» **Directions**:
Among the entries, which lines carry the string "pixel"? Copy each of them.

⟨

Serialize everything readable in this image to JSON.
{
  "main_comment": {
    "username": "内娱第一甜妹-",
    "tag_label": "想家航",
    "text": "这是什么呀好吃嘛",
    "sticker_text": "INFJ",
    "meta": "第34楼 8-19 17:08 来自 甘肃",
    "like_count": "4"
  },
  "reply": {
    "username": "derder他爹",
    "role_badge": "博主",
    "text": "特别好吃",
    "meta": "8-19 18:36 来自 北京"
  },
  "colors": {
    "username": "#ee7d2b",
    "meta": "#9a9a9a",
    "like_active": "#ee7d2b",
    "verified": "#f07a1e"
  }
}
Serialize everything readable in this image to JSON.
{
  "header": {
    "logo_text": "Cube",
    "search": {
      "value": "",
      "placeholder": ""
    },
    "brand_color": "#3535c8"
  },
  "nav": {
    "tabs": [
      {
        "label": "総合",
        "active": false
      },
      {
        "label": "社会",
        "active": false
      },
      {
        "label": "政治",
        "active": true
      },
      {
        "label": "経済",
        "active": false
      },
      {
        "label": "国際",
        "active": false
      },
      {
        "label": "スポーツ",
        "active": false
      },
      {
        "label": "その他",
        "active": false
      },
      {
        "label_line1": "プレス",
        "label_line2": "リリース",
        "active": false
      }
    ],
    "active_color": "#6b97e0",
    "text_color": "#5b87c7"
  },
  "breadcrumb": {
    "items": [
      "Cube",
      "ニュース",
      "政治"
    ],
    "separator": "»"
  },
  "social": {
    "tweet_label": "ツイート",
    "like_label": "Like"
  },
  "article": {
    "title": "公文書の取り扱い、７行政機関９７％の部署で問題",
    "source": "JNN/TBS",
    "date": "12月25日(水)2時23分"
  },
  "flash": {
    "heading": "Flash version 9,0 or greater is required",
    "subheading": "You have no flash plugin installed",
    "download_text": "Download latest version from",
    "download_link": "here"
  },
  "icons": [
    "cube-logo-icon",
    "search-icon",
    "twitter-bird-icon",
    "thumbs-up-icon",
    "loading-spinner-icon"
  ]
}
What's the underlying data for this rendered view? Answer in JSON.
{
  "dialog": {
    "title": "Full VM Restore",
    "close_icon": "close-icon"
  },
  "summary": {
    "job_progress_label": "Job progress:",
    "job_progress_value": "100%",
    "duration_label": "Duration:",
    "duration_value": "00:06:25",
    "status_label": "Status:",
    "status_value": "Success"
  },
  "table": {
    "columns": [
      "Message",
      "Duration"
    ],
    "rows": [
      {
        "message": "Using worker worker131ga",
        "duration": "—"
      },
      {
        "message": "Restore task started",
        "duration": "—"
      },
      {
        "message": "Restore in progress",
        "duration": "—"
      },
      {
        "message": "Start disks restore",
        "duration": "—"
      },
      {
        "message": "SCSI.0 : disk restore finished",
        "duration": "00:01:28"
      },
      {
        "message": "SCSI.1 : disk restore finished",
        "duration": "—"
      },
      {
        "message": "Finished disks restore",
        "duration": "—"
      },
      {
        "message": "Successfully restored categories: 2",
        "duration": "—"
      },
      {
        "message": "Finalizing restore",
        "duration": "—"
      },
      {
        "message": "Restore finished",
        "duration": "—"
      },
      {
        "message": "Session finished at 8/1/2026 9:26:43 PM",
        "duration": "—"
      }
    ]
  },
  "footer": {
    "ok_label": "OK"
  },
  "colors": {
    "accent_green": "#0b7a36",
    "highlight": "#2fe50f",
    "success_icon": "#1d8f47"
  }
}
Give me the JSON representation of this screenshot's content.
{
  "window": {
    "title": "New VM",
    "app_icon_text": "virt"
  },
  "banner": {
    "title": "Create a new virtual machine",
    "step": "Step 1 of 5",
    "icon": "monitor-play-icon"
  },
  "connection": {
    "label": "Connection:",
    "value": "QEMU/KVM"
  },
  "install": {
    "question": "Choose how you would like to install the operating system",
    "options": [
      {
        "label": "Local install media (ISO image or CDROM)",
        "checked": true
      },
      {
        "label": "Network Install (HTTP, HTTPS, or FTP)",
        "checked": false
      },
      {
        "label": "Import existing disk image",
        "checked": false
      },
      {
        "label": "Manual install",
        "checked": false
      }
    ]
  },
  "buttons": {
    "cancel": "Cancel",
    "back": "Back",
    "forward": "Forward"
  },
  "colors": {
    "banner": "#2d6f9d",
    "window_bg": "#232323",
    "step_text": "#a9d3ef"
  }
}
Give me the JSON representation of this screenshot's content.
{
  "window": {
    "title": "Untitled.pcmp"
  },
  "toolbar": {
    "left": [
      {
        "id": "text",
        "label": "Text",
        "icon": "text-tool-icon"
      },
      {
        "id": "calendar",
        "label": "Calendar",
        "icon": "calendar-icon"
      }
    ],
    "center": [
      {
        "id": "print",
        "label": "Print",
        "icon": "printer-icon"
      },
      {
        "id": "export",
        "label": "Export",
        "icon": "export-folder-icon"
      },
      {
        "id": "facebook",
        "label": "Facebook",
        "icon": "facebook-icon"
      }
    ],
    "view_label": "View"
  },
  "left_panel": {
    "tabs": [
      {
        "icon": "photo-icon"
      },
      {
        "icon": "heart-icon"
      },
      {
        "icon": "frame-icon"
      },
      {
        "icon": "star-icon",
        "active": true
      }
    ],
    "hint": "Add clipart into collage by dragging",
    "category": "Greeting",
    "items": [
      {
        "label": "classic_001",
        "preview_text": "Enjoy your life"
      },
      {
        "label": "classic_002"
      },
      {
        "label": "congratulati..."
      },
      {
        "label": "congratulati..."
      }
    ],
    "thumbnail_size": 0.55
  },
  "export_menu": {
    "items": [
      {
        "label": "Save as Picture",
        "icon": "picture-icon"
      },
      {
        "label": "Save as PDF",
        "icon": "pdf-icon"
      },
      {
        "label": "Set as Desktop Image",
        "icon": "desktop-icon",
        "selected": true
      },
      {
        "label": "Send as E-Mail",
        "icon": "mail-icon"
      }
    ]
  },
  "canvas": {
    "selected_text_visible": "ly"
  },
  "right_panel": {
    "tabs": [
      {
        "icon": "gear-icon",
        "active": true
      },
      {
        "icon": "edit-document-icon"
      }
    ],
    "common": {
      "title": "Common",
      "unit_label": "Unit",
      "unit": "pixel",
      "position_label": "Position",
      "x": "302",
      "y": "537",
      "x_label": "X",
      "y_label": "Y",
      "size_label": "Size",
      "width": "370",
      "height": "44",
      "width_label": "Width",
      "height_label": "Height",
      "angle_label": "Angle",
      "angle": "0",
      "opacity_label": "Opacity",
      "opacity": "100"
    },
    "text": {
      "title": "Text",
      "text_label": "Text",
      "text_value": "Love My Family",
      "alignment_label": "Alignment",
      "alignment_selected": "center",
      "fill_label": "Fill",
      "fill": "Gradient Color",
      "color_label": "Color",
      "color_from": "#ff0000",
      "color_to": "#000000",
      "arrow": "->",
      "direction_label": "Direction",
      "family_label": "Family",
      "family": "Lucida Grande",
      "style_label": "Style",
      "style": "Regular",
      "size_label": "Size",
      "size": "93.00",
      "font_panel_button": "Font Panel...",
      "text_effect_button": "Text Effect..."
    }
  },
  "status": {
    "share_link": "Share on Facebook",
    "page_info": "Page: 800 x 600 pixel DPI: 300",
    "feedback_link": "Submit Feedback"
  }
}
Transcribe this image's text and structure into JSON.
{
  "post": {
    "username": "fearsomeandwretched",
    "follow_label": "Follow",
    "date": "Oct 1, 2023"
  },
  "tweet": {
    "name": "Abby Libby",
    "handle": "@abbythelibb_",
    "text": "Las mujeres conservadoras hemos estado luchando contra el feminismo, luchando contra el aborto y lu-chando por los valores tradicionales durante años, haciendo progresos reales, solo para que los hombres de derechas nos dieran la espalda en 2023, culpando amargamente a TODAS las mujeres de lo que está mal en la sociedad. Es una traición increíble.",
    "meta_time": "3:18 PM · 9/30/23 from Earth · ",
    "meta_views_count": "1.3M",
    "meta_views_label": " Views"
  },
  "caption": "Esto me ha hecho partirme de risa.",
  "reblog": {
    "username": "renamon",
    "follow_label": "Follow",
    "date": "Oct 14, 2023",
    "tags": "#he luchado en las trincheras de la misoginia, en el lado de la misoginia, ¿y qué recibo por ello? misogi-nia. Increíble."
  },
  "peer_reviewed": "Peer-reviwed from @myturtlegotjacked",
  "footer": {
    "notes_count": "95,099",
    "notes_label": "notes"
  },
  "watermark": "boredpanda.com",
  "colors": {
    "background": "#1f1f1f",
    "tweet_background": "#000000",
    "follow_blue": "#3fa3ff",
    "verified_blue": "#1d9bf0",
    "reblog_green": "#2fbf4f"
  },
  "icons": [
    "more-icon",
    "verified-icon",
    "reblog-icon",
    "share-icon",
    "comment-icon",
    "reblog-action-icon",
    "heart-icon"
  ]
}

⟩

» **Finished exercise**:
      "unit": "pixel",
    "page_info": "Page: 800 x 600 pixel DPI: 300",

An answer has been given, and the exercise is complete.